• Enunciado: Según el texto sobre la supervivencia de los náufragos, ¿cuánta agua al día exige por persona el traje de supervivencia?

• Texto citado:
____________________
Permite luchar eficazmente contra el frío. Me opuse a él mientras no fue seguro poder encontrar a los náufragos en veinticuatro horas: en efecto, un hombre que vista su ropa ordinaria consigue sobrevivir con un litro de agua al día; pero el traje de supervivencia, al aumentar la transpiración, exige de diez a doce litros de agua por persona y día. Me volví un adepto del traje de supervivencia cuando apareció la baliza de comunicación por satélite —la baliza Argos.

La baliza de socorro.

Los navíos están provistos de un transmisor que envía, en caso de dificultad, una llamada que da su posición exacta a un satélite que remite la información a un receptor en tierra. Se ponen en marcha inmediatamente medios aéreos o marítimos y el navío naufragado puede ser socorrido en muy breve plazo.

lsabelle Autissier fue salvada por la conjunción de dos factores: la baliza de socorro y su traje de supervivencia. Afortunadamente, permaneció agarrada a su barco. Si hubiera sido arrancada de allí, la embarcación hubiera sido, efectivamente, encontrada, pero aunque lsabelle estuviera a unos cincuenta metros del pecio, no habría podido ser descubierta y salvada. Ha sucedido ya, lamentablemente (el caso se dio en el último Bock Challenge), que el navío accidentado sea encontrado sin el navegante, que entonces se considera desaparecido.

Los víveres liofilizados.

La admirable película de Gérard d'Aboville atravesando el océano Pacífico a remo, nos lo muestra probando platos variados, sacados de una pequeña bolsa de plástico y rehidratados: guisantes con zanahoria, foie-gras, vino de Burdeos, vino de Borgoña, pisto... Excelente para la moral y más eficaz que mi pescadería ambulante.
____________________
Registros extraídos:
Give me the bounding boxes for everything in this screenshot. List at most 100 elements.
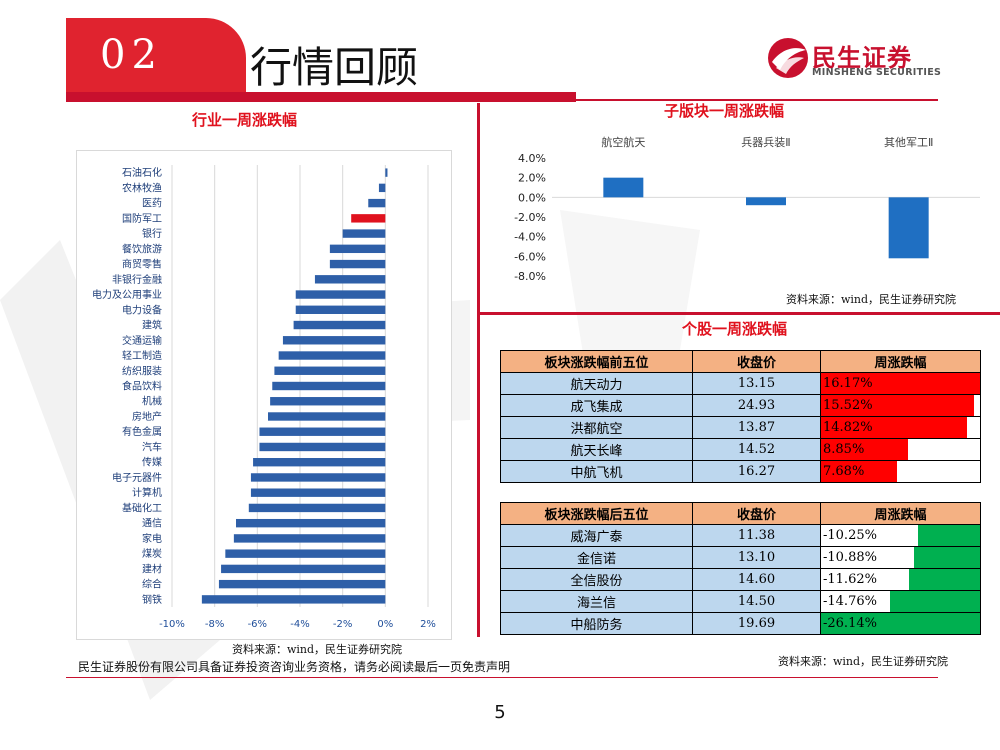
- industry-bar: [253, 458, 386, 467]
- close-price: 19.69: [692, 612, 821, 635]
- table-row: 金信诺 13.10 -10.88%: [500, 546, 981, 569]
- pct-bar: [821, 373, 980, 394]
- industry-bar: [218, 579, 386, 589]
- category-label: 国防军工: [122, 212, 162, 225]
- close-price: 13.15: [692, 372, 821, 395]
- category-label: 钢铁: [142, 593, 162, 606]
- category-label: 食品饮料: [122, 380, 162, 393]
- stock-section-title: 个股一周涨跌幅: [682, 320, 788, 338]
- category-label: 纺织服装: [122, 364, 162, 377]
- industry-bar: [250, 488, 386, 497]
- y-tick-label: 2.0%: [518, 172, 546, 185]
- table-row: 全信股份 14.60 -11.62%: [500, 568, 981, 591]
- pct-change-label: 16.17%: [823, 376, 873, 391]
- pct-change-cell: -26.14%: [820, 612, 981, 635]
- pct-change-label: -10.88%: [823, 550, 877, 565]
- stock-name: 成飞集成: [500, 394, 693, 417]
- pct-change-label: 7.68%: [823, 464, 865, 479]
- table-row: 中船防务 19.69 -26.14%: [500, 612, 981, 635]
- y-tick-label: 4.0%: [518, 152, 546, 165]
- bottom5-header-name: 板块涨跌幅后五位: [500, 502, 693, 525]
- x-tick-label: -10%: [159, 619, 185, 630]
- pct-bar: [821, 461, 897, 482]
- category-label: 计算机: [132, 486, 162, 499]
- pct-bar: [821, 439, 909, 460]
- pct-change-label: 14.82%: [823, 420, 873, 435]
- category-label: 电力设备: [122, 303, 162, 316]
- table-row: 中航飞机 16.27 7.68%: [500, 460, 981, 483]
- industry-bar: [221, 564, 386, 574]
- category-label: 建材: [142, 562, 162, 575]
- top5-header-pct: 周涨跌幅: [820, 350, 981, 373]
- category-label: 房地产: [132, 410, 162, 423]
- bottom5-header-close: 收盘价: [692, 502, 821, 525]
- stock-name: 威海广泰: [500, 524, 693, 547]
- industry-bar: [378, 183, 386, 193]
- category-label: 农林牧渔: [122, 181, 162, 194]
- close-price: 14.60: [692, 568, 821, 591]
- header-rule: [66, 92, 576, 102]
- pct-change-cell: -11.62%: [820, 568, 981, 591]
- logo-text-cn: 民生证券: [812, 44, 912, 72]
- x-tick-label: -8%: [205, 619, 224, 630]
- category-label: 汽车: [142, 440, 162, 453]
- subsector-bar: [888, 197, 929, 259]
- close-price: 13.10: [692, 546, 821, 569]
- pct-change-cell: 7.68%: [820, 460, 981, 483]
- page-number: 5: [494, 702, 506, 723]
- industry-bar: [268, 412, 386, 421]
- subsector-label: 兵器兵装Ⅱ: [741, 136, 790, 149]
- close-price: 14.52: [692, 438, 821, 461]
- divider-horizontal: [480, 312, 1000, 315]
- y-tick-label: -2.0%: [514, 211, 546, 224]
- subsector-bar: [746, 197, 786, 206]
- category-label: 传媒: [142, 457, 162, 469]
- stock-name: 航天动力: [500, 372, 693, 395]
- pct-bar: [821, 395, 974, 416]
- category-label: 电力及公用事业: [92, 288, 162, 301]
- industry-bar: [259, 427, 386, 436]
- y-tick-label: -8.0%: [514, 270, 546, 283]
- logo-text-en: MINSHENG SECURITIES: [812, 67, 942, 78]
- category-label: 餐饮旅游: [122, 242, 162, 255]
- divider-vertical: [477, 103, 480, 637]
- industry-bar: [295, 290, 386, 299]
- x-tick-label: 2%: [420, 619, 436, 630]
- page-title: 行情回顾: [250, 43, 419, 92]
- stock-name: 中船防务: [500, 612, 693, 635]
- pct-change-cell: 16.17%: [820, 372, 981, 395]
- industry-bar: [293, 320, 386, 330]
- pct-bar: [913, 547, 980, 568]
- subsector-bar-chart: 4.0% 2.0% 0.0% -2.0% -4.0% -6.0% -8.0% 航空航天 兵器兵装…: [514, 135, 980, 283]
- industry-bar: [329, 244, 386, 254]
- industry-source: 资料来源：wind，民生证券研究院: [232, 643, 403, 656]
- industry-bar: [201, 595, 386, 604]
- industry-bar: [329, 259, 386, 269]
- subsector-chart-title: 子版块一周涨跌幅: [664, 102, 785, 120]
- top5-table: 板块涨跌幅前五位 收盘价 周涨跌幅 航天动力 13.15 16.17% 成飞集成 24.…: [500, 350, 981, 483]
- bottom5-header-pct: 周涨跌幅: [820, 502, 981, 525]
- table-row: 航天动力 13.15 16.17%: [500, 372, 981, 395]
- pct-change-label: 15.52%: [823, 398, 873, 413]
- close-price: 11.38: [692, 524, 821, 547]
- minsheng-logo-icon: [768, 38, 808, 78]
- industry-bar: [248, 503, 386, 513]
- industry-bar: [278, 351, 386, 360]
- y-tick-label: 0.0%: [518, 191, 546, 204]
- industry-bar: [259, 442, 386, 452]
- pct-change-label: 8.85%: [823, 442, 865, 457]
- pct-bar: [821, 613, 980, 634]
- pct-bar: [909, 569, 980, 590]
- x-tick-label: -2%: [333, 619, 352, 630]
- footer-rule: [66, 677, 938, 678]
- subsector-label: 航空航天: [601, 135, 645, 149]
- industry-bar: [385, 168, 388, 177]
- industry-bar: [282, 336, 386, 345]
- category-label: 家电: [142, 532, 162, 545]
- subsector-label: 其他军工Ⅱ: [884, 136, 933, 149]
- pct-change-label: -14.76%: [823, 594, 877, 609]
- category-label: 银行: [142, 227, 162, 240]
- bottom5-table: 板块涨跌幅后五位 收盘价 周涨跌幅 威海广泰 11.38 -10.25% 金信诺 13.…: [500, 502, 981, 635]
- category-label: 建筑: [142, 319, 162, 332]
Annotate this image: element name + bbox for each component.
____________________
• Respuesta: Exige de diez a doce litros de agua por persona y día.